* _Aim of the task_
Find and return each line containing "screenshot".

* _Information shown_
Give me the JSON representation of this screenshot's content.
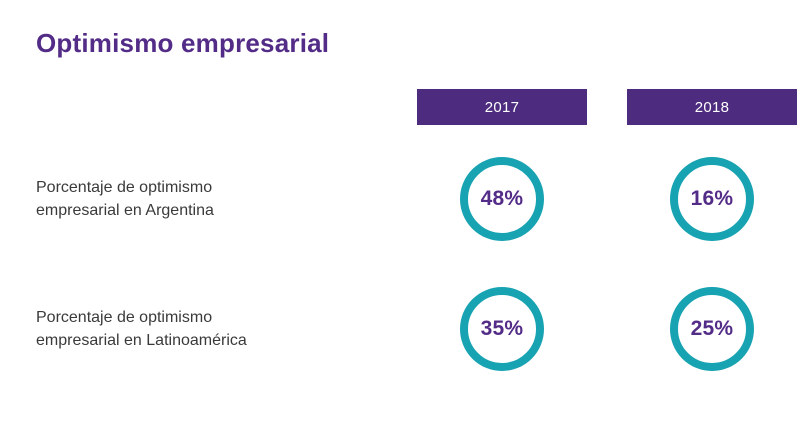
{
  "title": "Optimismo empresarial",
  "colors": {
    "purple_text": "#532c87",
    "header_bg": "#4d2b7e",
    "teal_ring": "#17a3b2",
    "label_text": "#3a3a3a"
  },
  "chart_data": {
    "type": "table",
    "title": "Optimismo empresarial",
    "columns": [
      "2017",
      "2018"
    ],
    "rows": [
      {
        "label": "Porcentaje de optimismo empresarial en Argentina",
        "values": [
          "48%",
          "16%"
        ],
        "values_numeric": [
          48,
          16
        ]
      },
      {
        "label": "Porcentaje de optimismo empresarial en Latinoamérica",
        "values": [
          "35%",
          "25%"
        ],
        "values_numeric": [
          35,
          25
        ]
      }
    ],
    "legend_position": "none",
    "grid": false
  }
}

* * *

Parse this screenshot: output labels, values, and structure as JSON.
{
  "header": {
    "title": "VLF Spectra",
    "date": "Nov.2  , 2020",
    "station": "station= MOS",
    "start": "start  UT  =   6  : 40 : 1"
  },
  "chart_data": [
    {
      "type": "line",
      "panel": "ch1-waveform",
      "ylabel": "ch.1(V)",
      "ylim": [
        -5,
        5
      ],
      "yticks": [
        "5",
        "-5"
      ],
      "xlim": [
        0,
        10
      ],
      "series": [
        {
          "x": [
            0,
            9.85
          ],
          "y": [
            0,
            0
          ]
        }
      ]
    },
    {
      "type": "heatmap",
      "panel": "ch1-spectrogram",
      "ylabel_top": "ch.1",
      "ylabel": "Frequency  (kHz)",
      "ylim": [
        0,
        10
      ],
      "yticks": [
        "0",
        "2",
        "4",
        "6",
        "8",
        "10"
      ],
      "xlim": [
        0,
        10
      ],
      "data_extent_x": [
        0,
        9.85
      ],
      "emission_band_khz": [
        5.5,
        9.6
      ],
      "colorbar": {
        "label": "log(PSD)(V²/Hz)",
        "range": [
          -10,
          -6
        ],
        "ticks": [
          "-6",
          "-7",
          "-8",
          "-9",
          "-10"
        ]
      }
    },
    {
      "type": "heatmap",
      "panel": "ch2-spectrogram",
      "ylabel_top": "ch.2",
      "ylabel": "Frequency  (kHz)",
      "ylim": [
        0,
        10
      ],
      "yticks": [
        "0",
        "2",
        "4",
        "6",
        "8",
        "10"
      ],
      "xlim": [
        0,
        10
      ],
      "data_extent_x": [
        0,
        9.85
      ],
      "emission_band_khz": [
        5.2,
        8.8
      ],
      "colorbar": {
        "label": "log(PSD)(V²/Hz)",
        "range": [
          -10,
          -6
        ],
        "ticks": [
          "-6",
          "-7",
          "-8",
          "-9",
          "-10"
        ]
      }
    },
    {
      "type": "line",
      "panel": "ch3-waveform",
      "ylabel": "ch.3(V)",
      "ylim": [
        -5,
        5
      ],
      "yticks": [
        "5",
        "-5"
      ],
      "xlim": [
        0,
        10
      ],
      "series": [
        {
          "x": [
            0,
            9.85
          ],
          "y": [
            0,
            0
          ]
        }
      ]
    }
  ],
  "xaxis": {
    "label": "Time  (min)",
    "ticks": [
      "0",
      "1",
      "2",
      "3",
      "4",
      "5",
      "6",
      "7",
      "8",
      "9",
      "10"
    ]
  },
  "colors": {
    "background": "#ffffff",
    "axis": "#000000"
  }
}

==

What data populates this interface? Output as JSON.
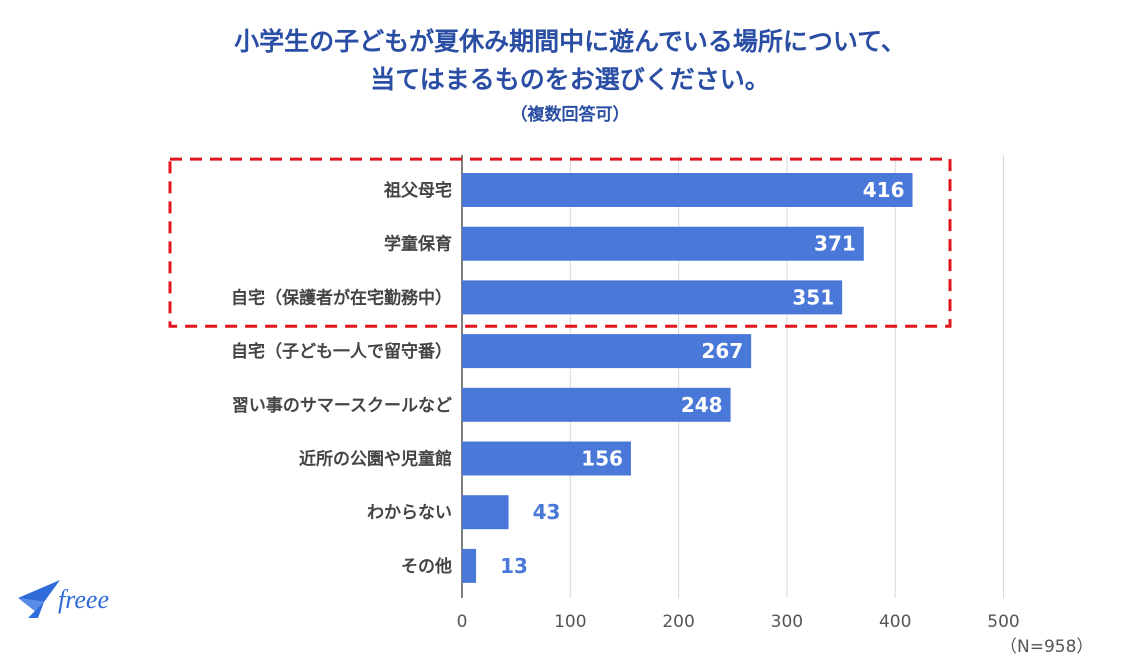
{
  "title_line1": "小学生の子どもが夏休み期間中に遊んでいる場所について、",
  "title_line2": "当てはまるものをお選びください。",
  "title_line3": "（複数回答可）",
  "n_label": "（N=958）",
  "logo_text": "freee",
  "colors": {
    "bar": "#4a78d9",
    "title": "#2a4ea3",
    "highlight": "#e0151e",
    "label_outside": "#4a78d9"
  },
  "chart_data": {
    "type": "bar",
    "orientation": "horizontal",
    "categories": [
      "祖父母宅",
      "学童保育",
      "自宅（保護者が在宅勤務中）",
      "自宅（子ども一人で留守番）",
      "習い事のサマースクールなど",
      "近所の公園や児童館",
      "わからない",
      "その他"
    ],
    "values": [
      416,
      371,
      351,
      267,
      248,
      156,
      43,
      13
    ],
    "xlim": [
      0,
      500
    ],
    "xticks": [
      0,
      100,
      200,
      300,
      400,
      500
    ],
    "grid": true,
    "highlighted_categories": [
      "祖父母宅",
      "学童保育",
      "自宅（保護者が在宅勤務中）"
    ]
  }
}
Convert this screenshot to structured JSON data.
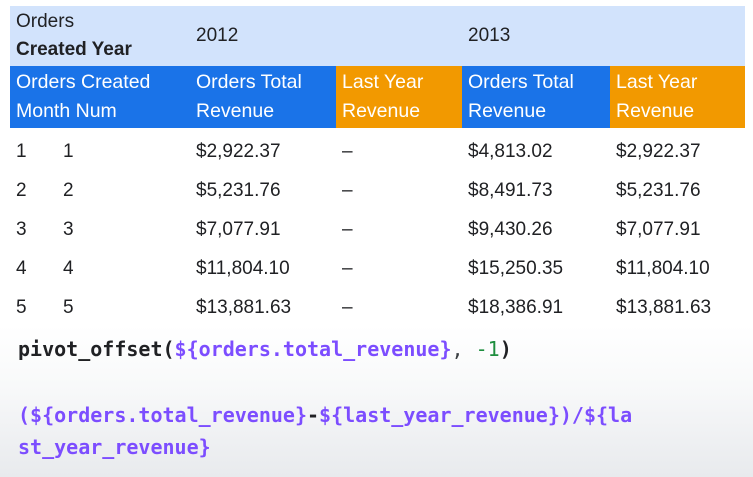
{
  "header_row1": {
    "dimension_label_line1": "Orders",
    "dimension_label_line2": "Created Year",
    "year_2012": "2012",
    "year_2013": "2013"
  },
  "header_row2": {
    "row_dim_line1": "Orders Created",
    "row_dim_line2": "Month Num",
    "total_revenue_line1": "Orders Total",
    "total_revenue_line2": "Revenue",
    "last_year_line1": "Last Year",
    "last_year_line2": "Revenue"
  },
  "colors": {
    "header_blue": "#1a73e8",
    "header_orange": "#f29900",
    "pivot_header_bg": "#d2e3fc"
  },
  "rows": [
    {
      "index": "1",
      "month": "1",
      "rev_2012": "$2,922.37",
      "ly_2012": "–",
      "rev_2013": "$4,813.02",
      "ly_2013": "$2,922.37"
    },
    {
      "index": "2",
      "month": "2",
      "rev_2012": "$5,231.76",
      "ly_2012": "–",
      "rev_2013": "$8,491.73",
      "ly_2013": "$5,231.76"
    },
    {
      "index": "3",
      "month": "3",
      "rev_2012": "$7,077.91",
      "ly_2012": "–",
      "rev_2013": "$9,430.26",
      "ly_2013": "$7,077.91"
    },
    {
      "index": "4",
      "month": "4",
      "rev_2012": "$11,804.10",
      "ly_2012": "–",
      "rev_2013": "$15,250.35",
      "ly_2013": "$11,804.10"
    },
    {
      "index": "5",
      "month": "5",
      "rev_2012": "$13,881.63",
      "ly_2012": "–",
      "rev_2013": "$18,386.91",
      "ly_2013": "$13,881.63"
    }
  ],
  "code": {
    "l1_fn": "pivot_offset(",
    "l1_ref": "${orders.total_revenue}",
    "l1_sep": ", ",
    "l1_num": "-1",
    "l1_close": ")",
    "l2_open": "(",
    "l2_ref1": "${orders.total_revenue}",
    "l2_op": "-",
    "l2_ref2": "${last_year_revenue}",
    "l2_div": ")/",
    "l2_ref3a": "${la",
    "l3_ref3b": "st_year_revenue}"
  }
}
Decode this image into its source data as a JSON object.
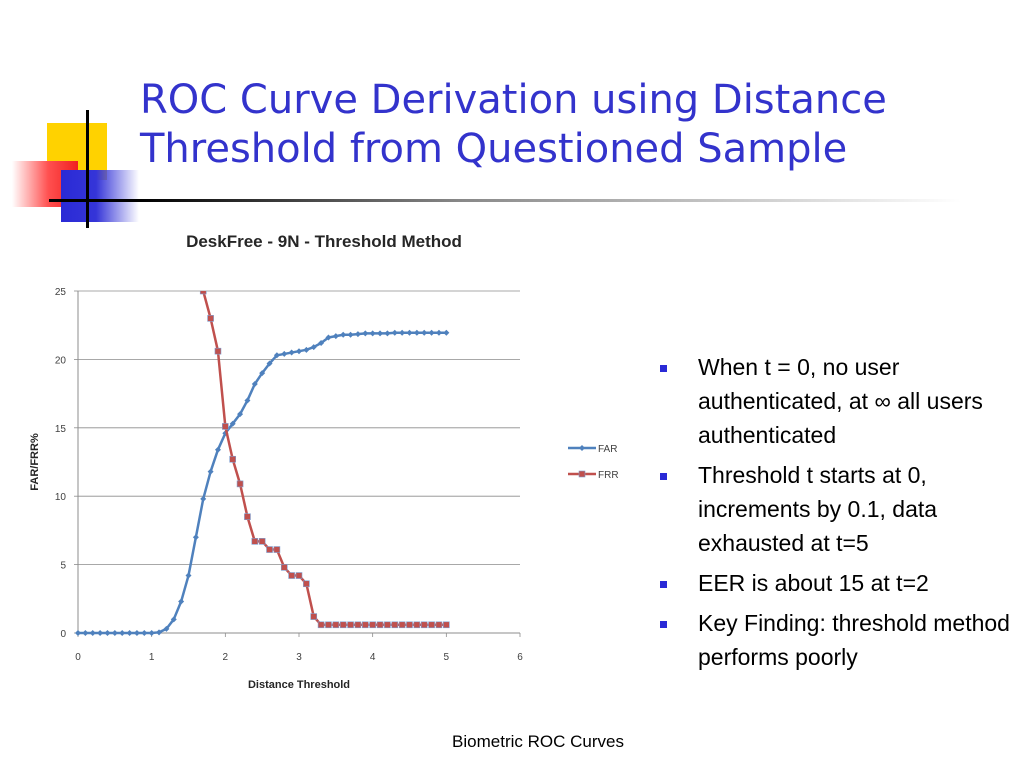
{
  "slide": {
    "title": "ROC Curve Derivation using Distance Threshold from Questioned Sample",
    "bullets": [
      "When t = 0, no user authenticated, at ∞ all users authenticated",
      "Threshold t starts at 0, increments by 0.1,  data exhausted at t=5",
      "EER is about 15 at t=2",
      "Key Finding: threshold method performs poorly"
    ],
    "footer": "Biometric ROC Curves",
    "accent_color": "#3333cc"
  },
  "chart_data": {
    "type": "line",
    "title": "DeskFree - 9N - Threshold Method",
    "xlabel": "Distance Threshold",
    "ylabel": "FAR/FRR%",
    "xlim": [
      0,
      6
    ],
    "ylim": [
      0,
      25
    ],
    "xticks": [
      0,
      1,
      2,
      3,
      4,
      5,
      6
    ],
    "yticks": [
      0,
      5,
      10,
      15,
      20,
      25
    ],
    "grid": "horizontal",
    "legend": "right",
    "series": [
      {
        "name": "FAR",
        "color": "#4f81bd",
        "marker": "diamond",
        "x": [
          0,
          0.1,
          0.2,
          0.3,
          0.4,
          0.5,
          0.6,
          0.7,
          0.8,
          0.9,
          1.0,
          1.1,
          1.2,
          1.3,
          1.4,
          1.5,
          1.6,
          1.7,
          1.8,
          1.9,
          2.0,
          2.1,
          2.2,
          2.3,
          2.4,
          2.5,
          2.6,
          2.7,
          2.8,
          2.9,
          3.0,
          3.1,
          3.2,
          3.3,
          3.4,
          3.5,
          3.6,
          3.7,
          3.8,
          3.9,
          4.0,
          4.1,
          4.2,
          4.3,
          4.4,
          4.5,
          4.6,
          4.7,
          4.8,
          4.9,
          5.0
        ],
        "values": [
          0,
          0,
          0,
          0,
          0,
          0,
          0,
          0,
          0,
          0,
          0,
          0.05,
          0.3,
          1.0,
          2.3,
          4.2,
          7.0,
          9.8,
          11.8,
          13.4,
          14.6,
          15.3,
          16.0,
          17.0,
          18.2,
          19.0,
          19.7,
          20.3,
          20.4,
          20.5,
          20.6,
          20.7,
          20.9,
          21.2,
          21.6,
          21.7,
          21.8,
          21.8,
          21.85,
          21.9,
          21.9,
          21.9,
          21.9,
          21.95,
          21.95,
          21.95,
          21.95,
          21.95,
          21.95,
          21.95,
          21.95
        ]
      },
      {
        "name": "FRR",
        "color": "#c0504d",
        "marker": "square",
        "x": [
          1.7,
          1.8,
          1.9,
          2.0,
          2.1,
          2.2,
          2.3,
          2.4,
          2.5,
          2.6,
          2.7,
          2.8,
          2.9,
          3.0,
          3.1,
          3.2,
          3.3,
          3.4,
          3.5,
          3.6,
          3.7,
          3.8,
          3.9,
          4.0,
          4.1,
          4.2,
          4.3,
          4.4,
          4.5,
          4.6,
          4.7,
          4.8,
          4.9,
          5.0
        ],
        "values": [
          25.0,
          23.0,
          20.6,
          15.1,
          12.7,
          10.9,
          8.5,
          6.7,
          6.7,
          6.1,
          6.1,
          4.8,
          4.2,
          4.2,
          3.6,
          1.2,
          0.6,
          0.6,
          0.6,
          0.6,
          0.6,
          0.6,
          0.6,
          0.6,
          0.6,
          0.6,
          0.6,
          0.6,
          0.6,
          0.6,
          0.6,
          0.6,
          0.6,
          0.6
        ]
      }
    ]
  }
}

* _Response to this exercise_
Give me the JSON representation of this screenshot's content.
Parse this screenshot: output labels, values, and structure as JSON.
Convert this screenshot to structured JSON data.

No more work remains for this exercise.